• _TASK PROMPT_: Exact reproduction is required for all entries.

• _Dataset listings of figures_:
++++++
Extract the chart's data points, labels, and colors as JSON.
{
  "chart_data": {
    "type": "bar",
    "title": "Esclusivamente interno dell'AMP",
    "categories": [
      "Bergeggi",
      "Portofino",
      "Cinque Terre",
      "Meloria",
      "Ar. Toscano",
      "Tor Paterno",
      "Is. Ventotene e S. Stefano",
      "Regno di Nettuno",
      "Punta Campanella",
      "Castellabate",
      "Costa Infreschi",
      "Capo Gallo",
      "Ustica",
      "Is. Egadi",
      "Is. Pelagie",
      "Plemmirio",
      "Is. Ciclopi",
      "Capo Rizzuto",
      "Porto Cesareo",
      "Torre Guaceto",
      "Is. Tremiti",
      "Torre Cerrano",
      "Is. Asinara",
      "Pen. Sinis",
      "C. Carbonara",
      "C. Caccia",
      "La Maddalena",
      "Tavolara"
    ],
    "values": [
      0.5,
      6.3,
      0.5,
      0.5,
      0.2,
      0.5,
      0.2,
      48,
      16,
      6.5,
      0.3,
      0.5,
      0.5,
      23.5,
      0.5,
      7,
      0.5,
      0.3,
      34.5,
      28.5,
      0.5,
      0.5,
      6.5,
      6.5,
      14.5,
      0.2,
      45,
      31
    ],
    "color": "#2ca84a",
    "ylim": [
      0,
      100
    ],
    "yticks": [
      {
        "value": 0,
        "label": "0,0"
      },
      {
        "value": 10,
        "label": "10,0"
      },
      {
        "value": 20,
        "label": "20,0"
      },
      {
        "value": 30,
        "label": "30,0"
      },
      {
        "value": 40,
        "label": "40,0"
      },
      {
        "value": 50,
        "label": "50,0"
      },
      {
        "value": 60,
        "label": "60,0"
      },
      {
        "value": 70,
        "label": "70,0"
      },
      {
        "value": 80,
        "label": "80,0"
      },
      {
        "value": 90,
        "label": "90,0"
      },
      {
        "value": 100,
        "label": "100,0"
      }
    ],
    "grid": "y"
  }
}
++++++
• _ANSWER TO THIS PROBLEM_:
Extract the chart's data points, labels, and colors as JSON.
{
  "chart_data": {
    "type": "bar",
    "title": "Esclusivamente interno dell'AMP",
    "categories": [
      "Bergeggi",
      "Portofino",
      "Cinque Terre",
      "Meloria",
      "Ar. Toscano",
      "Tor Paterno",
      "Is. Ventotene e S. Stefano",
      "Regno di Nettuno",
      "Punta Campanella",
      "Castellabate",
      "Costa Infreschi",
      "Capo Gallo",
      "Ustica",
      "Is. Egadi",
      "Is. Pelagie",
      "Plemmirio",
      "Is. Ciclopi",
      "Capo Rizzuto",
      "Porto Cesareo",
      "Torre Guaceto",
      "Is. Tremiti",
      "Torre Cerrano",
      "Is. Asinara",
      "Pen. Sinis",
      "C. Carbonara",
      "C. Caccia",
      "La Maddalena",
      "Tavolara"
    ],
    "values": [
      0.5,
      6.3,
      0.5,
      0.5,
      0.2,
      0.5,
      0.2,
      48,
      16,
      6.5,
      0.3,
      0.5,
      0.5,
      23.5,
      0.5,
      7,
      0.5,
      0.3,
      34.5,
      28.5,
      0.5,
      0.5,
      6.5,
      6.5,
      14.5,
      0.2,
      45,
      31
    ],
    "color": "#2ca84a",
    "ylim": [
      0,
      100
    ],
    "yticks": [
      {
        "value": 0,
        "label": "0,0"
      },
      {
        "value": 10,
        "label": "10,0"
      },
      {
        "value": 20,
        "label": "20,0"
      },
      {
        "value": 30,
        "label": "30,0"
      },
      {
        "value": 40,
        "label": "40,0"
      },
      {
        "value": 50,
        "label": "50,0"
      },
      {
        "value": 60,
        "label": "60,0"
      },
      {
        "value": 70,
        "label": "70,0"
      },
      {
        "value": 80,
        "label": "80,0"
      },
      {
        "value": 90,
        "label": "90,0"
      },
      {
        "value": 100,
        "label": "100,0"
      }
    ],
    "grid": "y"
  }
}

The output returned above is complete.